■ **Entries provided**:
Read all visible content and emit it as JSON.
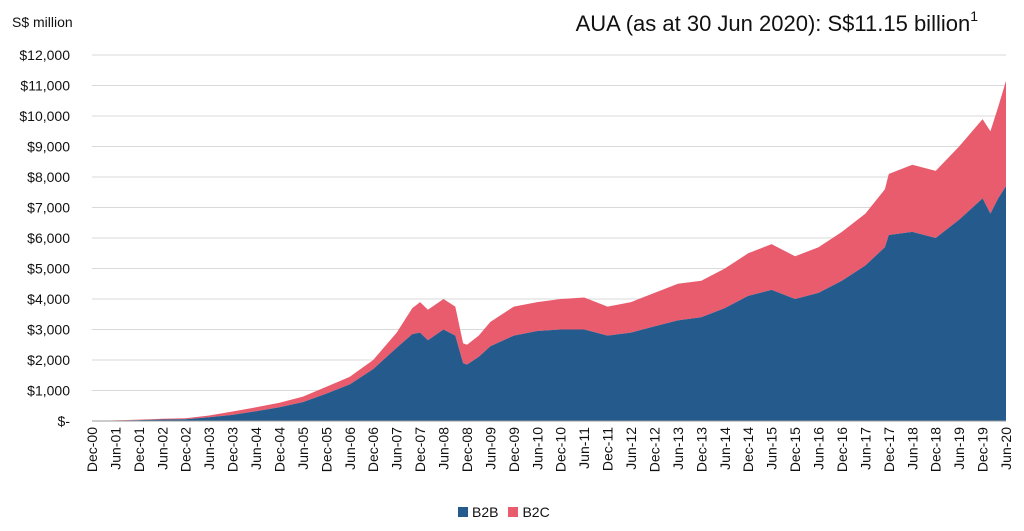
{
  "unit_label": "S$ million",
  "title_main": "AUA (as at 30 Jun 2020): S$11.15 billion",
  "title_footnote": "1",
  "colors": {
    "b2b": "#245A8C",
    "b2c": "#E95C6E",
    "grid": "#D9D9D9",
    "axis": "#999999"
  },
  "legend": [
    {
      "name": "B2B",
      "color": "#245A8C"
    },
    {
      "name": "B2C",
      "color": "#E95C6E"
    }
  ],
  "chart_data": {
    "type": "area",
    "stacked": true,
    "x_start": "Dec-00",
    "x_end": "Jun-20",
    "x_tick_labels": [
      "Dec-00",
      "Jun-01",
      "Dec-01",
      "Jun-02",
      "Dec-02",
      "Jun-03",
      "Dec-03",
      "Jun-04",
      "Dec-04",
      "Jun-05",
      "Dec-05",
      "Jun-06",
      "Dec-06",
      "Jun-07",
      "Dec-07",
      "Jun-08",
      "Dec-08",
      "Jun-09",
      "Dec-09",
      "Jun-10",
      "Dec-10",
      "Jun-11",
      "Dec-11",
      "Jun-12",
      "Dec-12",
      "Jun-13",
      "Dec-13",
      "Jun-14",
      "Dec-14",
      "Jun-15",
      "Dec-15",
      "Jun-16",
      "Dec-16",
      "Jun-17",
      "Dec-17",
      "Jun-18",
      "Dec-18",
      "Jun-19",
      "Dec-19",
      "Jun-20"
    ],
    "y_tick_labels": [
      "$-",
      "$1,000",
      "$2,000",
      "$3,000",
      "$4,000",
      "$5,000",
      "$6,000",
      "$7,000",
      "$8,000",
      "$9,000",
      "$10,000",
      "$11,000",
      "$12,000"
    ],
    "ylim": [
      0,
      12000
    ],
    "y_step": 1000,
    "ylabel": "S$ million",
    "grid": true,
    "legend_position": "bottom",
    "series": [
      {
        "name": "B2B",
        "points": [
          [
            "Dec-00",
            0
          ],
          [
            "Jun-01",
            10
          ],
          [
            "Dec-01",
            30
          ],
          [
            "Jun-02",
            50
          ],
          [
            "Dec-02",
            60
          ],
          [
            "Jun-03",
            120
          ],
          [
            "Dec-03",
            200
          ],
          [
            "Jun-04",
            320
          ],
          [
            "Dec-04",
            450
          ],
          [
            "Jun-05",
            620
          ],
          [
            "Dec-05",
            900
          ],
          [
            "Jun-06",
            1200
          ],
          [
            "Dec-06",
            1700
          ],
          [
            "Jun-07",
            2400
          ],
          [
            "Oct-07",
            2850
          ],
          [
            "Dec-07",
            2900
          ],
          [
            "Feb-08",
            2650
          ],
          [
            "Jun-08",
            3000
          ],
          [
            "Sep-08",
            2800
          ],
          [
            "Nov-08",
            1900
          ],
          [
            "Dec-08",
            1850
          ],
          [
            "Mar-09",
            2100
          ],
          [
            "Jun-09",
            2450
          ],
          [
            "Dec-09",
            2800
          ],
          [
            "Jun-10",
            2950
          ],
          [
            "Dec-10",
            3000
          ],
          [
            "Jun-11",
            3000
          ],
          [
            "Dec-11",
            2800
          ],
          [
            "Jun-12",
            2900
          ],
          [
            "Dec-12",
            3100
          ],
          [
            "Jun-13",
            3300
          ],
          [
            "Dec-13",
            3400
          ],
          [
            "Jun-14",
            3700
          ],
          [
            "Dec-14",
            4100
          ],
          [
            "Jun-15",
            4300
          ],
          [
            "Dec-15",
            4000
          ],
          [
            "Jun-16",
            4200
          ],
          [
            "Dec-16",
            4600
          ],
          [
            "Jun-17",
            5100
          ],
          [
            "Nov-17",
            5700
          ],
          [
            "Dec-17",
            6100
          ],
          [
            "Jun-18",
            6200
          ],
          [
            "Dec-18",
            6000
          ],
          [
            "Jun-19",
            6600
          ],
          [
            "Dec-19",
            7300
          ],
          [
            "Feb-20",
            6800
          ],
          [
            "Apr-20",
            7300
          ],
          [
            "Jun-20",
            7700
          ]
        ]
      },
      {
        "name": "B2C",
        "points": [
          [
            "Dec-00",
            0
          ],
          [
            "Jun-01",
            10
          ],
          [
            "Dec-01",
            15
          ],
          [
            "Jun-02",
            25
          ],
          [
            "Dec-02",
            30
          ],
          [
            "Jun-03",
            60
          ],
          [
            "Dec-03",
            110
          ],
          [
            "Jun-04",
            130
          ],
          [
            "Dec-04",
            150
          ],
          [
            "Jun-05",
            180
          ],
          [
            "Dec-05",
            220
          ],
          [
            "Jun-06",
            250
          ],
          [
            "Dec-06",
            300
          ],
          [
            "Jun-07",
            500
          ],
          [
            "Oct-07",
            850
          ],
          [
            "Dec-07",
            1000
          ],
          [
            "Feb-08",
            1000
          ],
          [
            "Jun-08",
            1000
          ],
          [
            "Sep-08",
            950
          ],
          [
            "Nov-08",
            650
          ],
          [
            "Dec-08",
            650
          ],
          [
            "Mar-09",
            700
          ],
          [
            "Jun-09",
            800
          ],
          [
            "Dec-09",
            950
          ],
          [
            "Jun-10",
            950
          ],
          [
            "Dec-10",
            1000
          ],
          [
            "Jun-11",
            1050
          ],
          [
            "Dec-11",
            950
          ],
          [
            "Jun-12",
            1000
          ],
          [
            "Dec-12",
            1100
          ],
          [
            "Jun-13",
            1200
          ],
          [
            "Dec-13",
            1200
          ],
          [
            "Jun-14",
            1300
          ],
          [
            "Dec-14",
            1400
          ],
          [
            "Jun-15",
            1500
          ],
          [
            "Dec-15",
            1400
          ],
          [
            "Jun-16",
            1500
          ],
          [
            "Dec-16",
            1600
          ],
          [
            "Jun-17",
            1700
          ],
          [
            "Nov-17",
            1900
          ],
          [
            "Dec-17",
            2000
          ],
          [
            "Jun-18",
            2200
          ],
          [
            "Dec-18",
            2200
          ],
          [
            "Jun-19",
            2400
          ],
          [
            "Dec-19",
            2600
          ],
          [
            "Feb-20",
            2700
          ],
          [
            "Apr-20",
            3000
          ],
          [
            "Jun-20",
            3450
          ]
        ]
      }
    ]
  }
}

■ **Instructions to follow**:
Transcribe the preceding listing in its entirety and with exact wording, leaving out pictures.

■ **Result**:
Read all visible content and emit it as JSON.
{
  "unit_label": "S$ million",
  "title_main": "AUA (as at 30 Jun 2020): S$11.15 billion",
  "title_footnote": "1",
  "colors": {
    "b2b": "#245A8C",
    "b2c": "#E95C6E",
    "grid": "#D9D9D9",
    "axis": "#999999"
  },
  "legend": [
    {
      "name": "B2B",
      "color": "#245A8C"
    },
    {
      "name": "B2C",
      "color": "#E95C6E"
    }
  ],
  "chart_data": {
    "type": "area",
    "stacked": true,
    "x_start": "Dec-00",
    "x_end": "Jun-20",
    "x_tick_labels": [
      "Dec-00",
      "Jun-01",
      "Dec-01",
      "Jun-02",
      "Dec-02",
      "Jun-03",
      "Dec-03",
      "Jun-04",
      "Dec-04",
      "Jun-05",
      "Dec-05",
      "Jun-06",
      "Dec-06",
      "Jun-07",
      "Dec-07",
      "Jun-08",
      "Dec-08",
      "Jun-09",
      "Dec-09",
      "Jun-10",
      "Dec-10",
      "Jun-11",
      "Dec-11",
      "Jun-12",
      "Dec-12",
      "Jun-13",
      "Dec-13",
      "Jun-14",
      "Dec-14",
      "Jun-15",
      "Dec-15",
      "Jun-16",
      "Dec-16",
      "Jun-17",
      "Dec-17",
      "Jun-18",
      "Dec-18",
      "Jun-19",
      "Dec-19",
      "Jun-20"
    ],
    "y_tick_labels": [
      "$-",
      "$1,000",
      "$2,000",
      "$3,000",
      "$4,000",
      "$5,000",
      "$6,000",
      "$7,000",
      "$8,000",
      "$9,000",
      "$10,000",
      "$11,000",
      "$12,000"
    ],
    "ylim": [
      0,
      12000
    ],
    "y_step": 1000,
    "ylabel": "S$ million",
    "grid": true,
    "legend_position": "bottom",
    "series": [
      {
        "name": "B2B",
        "points": [
          [
            "Dec-00",
            0
          ],
          [
            "Jun-01",
            10
          ],
          [
            "Dec-01",
            30
          ],
          [
            "Jun-02",
            50
          ],
          [
            "Dec-02",
            60
          ],
          [
            "Jun-03",
            120
          ],
          [
            "Dec-03",
            200
          ],
          [
            "Jun-04",
            320
          ],
          [
            "Dec-04",
            450
          ],
          [
            "Jun-05",
            620
          ],
          [
            "Dec-05",
            900
          ],
          [
            "Jun-06",
            1200
          ],
          [
            "Dec-06",
            1700
          ],
          [
            "Jun-07",
            2400
          ],
          [
            "Oct-07",
            2850
          ],
          [
            "Dec-07",
            2900
          ],
          [
            "Feb-08",
            2650
          ],
          [
            "Jun-08",
            3000
          ],
          [
            "Sep-08",
            2800
          ],
          [
            "Nov-08",
            1900
          ],
          [
            "Dec-08",
            1850
          ],
          [
            "Mar-09",
            2100
          ],
          [
            "Jun-09",
            2450
          ],
          [
            "Dec-09",
            2800
          ],
          [
            "Jun-10",
            2950
          ],
          [
            "Dec-10",
            3000
          ],
          [
            "Jun-11",
            3000
          ],
          [
            "Dec-11",
            2800
          ],
          [
            "Jun-12",
            2900
          ],
          [
            "Dec-12",
            3100
          ],
          [
            "Jun-13",
            3300
          ],
          [
            "Dec-13",
            3400
          ],
          [
            "Jun-14",
            3700
          ],
          [
            "Dec-14",
            4100
          ],
          [
            "Jun-15",
            4300
          ],
          [
            "Dec-15",
            4000
          ],
          [
            "Jun-16",
            4200
          ],
          [
            "Dec-16",
            4600
          ],
          [
            "Jun-17",
            5100
          ],
          [
            "Nov-17",
            5700
          ],
          [
            "Dec-17",
            6100
          ],
          [
            "Jun-18",
            6200
          ],
          [
            "Dec-18",
            6000
          ],
          [
            "Jun-19",
            6600
          ],
          [
            "Dec-19",
            7300
          ],
          [
            "Feb-20",
            6800
          ],
          [
            "Apr-20",
            7300
          ],
          [
            "Jun-20",
            7700
          ]
        ]
      },
      {
        "name": "B2C",
        "points": [
          [
            "Dec-00",
            0
          ],
          [
            "Jun-01",
            10
          ],
          [
            "Dec-01",
            15
          ],
          [
            "Jun-02",
            25
          ],
          [
            "Dec-02",
            30
          ],
          [
            "Jun-03",
            60
          ],
          [
            "Dec-03",
            110
          ],
          [
            "Jun-04",
            130
          ],
          [
            "Dec-04",
            150
          ],
          [
            "Jun-05",
            180
          ],
          [
            "Dec-05",
            220
          ],
          [
            "Jun-06",
            250
          ],
          [
            "Dec-06",
            300
          ],
          [
            "Jun-07",
            500
          ],
          [
            "Oct-07",
            850
          ],
          [
            "Dec-07",
            1000
          ],
          [
            "Feb-08",
            1000
          ],
          [
            "Jun-08",
            1000
          ],
          [
            "Sep-08",
            950
          ],
          [
            "Nov-08",
            650
          ],
          [
            "Dec-08",
            650
          ],
          [
            "Mar-09",
            700
          ],
          [
            "Jun-09",
            800
          ],
          [
            "Dec-09",
            950
          ],
          [
            "Jun-10",
            950
          ],
          [
            "Dec-10",
            1000
          ],
          [
            "Jun-11",
            1050
          ],
          [
            "Dec-11",
            950
          ],
          [
            "Jun-12",
            1000
          ],
          [
            "Dec-12",
            1100
          ],
          [
            "Jun-13",
            1200
          ],
          [
            "Dec-13",
            1200
          ],
          [
            "Jun-14",
            1300
          ],
          [
            "Dec-14",
            1400
          ],
          [
            "Jun-15",
            1500
          ],
          [
            "Dec-15",
            1400
          ],
          [
            "Jun-16",
            1500
          ],
          [
            "Dec-16",
            1600
          ],
          [
            "Jun-17",
            1700
          ],
          [
            "Nov-17",
            1900
          ],
          [
            "Dec-17",
            2000
          ],
          [
            "Jun-18",
            2200
          ],
          [
            "Dec-18",
            2200
          ],
          [
            "Jun-19",
            2400
          ],
          [
            "Dec-19",
            2600
          ],
          [
            "Feb-20",
            2700
          ],
          [
            "Apr-20",
            3000
          ],
          [
            "Jun-20",
            3450
          ]
        ]
      }
    ]
  }
}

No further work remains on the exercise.